**The problem:**
Answer these questions about the abstract below on the AWESOME electric field receiver:
1. What frequency range does it define as longwave?
2. What sensitivity does the receiver attain?
3. How does the receiver detect the electric field components of long waves?

**Selected passage:**
-- START --
Ultra-sensitive broadband "AWESOME" electric field receiver for nanovolt low-frequency signals

Abstract

Longwave (defined here as 500 Hz–500 kHz) radio science drives many scientific and engineering applications, including lightning detection and geolocation, subsea and subsurface sensing and communications, navigation and timing, and ionospheric and magnetospheric remote sensing. The hardware performance (i.e., sensitivity and bandwidth) of the receivers that detect long waves determines the maximum amount of information that can be extracted from the acquired data. In this paper, we present and describe an ultra-sensitive electric field receiver that enables broadband radio reception from near-DC up to 470 kHz, augmenting the legacy of the "Atmospheric Weather Electromagnetic System for Observation Modeling and Education" (AWESOME), a state-of-the-art magnetic field receiver completed previously. The AWESOME electric field receiver uses capacitive coupling with a dipole antenna to detect the electric field components of long waves and attains a sensitivity of 0.677 nV/(m√Hz). This sensitivity allows the detection of natural radio atmospherics and man-made beacon emissions at a global range. The AWESOME electric field receiver can also be integrated with a magnetic field sensor for simultaneous electric and magnetic field reception. In this paper, we detail the design of the receiver, including the receiver architecture, its working principles, design methodology, and trade-offs. We showcase the receiver performance characterized through both numerical models and empirical measurements. We demonstrate a novel calibration method that is quick and straightforward, suitable for deployments in the field. Finally, we demonstrate some novel applications enabled by this receiver's excellent sensitivity and simultaneous reception capability of electric and magnetic field components of long waves.
-- END --
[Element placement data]
-- START --
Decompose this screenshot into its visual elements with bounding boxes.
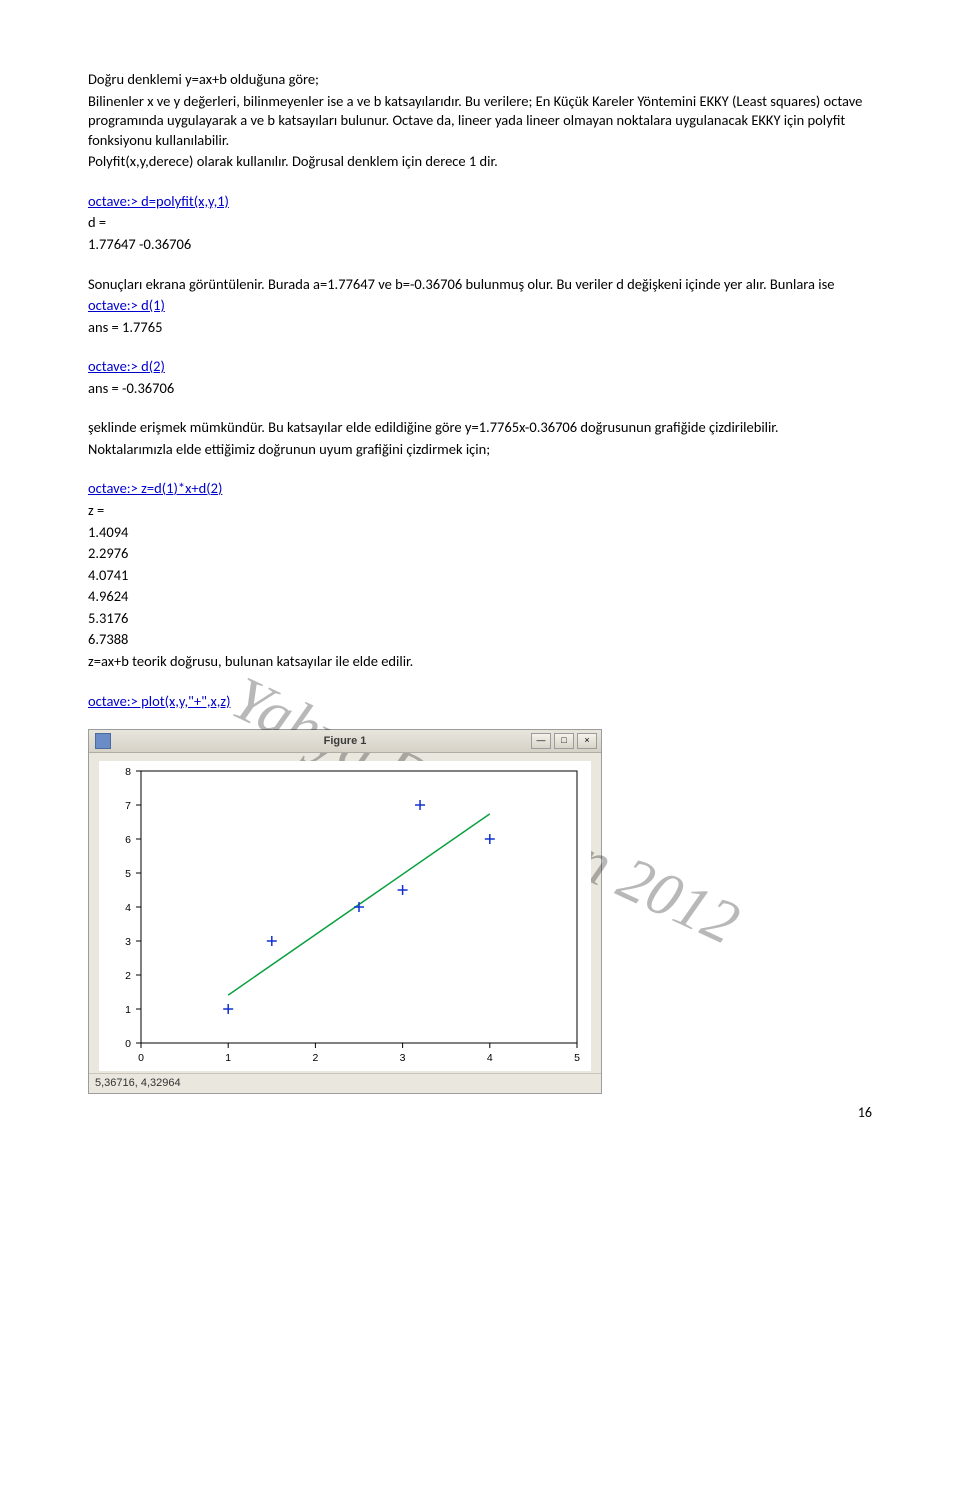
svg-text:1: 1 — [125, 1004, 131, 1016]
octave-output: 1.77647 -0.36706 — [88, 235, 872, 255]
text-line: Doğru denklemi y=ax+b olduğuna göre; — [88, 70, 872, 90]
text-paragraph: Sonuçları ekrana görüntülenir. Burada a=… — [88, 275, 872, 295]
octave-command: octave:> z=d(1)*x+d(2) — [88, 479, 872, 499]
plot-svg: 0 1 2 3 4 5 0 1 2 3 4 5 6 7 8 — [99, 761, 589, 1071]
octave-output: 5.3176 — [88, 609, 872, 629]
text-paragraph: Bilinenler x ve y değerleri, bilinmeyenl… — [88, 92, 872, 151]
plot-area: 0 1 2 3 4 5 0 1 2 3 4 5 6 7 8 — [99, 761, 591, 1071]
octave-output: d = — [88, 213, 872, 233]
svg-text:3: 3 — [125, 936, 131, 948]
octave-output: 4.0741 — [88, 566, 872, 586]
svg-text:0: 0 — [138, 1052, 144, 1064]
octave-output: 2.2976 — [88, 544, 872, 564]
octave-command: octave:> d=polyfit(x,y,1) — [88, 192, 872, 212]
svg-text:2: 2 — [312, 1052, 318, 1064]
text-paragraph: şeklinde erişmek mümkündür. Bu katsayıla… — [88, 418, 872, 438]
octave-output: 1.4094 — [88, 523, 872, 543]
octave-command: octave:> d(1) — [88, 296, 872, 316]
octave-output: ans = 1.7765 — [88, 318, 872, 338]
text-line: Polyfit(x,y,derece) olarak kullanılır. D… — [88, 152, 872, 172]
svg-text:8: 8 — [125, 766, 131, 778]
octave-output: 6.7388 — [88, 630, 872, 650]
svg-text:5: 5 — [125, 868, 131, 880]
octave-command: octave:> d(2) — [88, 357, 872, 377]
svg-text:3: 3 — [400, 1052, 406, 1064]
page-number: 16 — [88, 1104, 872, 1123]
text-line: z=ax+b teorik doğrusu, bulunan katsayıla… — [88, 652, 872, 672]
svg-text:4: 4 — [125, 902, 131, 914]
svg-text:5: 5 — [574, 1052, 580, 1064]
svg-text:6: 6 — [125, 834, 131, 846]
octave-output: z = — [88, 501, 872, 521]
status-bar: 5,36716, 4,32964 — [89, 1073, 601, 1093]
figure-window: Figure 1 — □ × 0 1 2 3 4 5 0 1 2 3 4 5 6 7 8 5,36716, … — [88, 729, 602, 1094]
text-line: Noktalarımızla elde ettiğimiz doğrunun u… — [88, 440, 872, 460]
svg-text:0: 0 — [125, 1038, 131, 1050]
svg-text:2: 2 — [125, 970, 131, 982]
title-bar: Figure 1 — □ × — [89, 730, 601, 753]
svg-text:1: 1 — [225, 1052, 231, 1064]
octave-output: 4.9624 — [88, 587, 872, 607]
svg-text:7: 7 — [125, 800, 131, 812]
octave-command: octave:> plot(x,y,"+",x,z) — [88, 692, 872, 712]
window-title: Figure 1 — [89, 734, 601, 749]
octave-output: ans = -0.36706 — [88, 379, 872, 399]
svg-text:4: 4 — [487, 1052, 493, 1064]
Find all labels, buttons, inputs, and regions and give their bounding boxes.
-- END --
-- START --
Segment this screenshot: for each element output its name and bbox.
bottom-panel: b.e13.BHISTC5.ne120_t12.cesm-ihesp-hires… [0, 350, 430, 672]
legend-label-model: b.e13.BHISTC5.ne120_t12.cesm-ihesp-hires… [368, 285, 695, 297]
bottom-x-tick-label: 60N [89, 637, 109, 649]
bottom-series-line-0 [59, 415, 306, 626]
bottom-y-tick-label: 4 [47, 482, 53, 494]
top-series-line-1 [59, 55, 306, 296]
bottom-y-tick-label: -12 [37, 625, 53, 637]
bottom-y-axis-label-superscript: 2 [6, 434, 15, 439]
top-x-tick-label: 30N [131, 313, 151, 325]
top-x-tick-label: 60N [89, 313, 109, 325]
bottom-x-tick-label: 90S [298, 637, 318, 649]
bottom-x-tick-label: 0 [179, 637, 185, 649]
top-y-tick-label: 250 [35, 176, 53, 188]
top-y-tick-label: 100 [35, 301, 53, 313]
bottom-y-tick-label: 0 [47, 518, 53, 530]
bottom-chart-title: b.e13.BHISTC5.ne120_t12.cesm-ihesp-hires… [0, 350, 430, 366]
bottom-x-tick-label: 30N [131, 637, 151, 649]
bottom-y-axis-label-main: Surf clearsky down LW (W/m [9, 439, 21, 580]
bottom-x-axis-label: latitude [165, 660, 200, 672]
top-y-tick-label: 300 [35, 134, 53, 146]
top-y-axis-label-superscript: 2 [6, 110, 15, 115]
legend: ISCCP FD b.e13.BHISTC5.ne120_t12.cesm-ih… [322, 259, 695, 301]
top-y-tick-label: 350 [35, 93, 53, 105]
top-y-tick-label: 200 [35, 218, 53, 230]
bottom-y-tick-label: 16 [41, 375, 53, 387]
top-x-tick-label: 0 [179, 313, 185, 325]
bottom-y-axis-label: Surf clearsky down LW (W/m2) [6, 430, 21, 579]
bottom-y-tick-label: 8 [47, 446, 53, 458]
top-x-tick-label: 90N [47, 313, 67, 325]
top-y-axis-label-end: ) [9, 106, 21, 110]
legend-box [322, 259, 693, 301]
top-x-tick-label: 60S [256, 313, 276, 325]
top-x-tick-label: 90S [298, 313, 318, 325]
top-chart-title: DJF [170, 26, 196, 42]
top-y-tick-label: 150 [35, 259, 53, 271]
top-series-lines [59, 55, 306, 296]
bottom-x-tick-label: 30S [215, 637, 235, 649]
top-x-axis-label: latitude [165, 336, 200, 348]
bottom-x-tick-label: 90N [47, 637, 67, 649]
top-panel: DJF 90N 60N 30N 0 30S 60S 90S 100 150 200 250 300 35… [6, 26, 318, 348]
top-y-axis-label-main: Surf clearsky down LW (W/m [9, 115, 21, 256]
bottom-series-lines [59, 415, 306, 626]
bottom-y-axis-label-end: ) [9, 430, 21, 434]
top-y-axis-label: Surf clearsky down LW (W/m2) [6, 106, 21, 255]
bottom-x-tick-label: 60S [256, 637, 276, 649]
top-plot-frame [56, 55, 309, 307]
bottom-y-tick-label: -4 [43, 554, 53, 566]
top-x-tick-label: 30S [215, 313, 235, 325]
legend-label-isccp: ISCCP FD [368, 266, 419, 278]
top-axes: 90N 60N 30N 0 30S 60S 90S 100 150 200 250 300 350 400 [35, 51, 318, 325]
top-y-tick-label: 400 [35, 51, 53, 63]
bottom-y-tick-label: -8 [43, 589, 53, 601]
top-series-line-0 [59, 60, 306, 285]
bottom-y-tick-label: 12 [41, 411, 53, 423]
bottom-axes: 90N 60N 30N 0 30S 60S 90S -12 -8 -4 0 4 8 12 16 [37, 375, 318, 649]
-- END --
-- START --
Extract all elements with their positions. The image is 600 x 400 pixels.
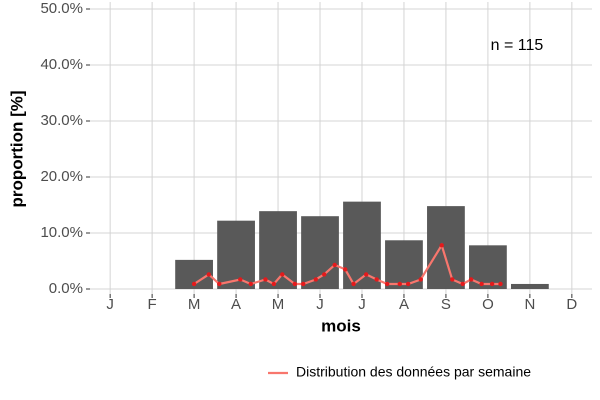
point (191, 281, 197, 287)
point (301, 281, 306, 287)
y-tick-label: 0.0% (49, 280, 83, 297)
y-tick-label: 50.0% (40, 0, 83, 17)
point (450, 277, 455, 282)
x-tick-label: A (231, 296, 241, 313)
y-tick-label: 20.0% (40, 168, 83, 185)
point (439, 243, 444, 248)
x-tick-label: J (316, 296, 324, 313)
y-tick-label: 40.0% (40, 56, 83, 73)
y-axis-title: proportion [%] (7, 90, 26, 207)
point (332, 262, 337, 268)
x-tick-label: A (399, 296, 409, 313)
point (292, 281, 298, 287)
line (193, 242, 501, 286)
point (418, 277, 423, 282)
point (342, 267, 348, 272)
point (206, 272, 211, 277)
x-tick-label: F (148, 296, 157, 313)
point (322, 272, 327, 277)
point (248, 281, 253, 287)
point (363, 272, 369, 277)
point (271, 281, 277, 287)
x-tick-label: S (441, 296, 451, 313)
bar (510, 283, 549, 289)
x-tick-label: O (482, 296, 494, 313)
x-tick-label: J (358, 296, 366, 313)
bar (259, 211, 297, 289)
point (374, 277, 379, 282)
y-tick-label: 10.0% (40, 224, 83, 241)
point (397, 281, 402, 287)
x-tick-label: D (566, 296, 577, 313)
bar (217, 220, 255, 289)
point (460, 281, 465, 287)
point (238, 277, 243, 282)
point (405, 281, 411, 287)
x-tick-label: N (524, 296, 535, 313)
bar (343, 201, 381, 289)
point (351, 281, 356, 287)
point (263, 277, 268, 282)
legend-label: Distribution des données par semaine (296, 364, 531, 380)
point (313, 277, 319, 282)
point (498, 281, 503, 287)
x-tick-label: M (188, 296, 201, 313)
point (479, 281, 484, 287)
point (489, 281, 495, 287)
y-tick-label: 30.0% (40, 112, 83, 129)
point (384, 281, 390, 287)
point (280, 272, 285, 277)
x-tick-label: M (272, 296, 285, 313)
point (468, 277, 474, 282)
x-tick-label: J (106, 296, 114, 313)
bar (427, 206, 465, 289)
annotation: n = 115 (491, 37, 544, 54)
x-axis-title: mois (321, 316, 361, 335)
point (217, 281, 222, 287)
-- END --
**Task solution:**
1. 500 Hz–500 kHz.
2. 0.677 nV/(m√Hz).
3. It uses capacitive coupling with a dipole antenna.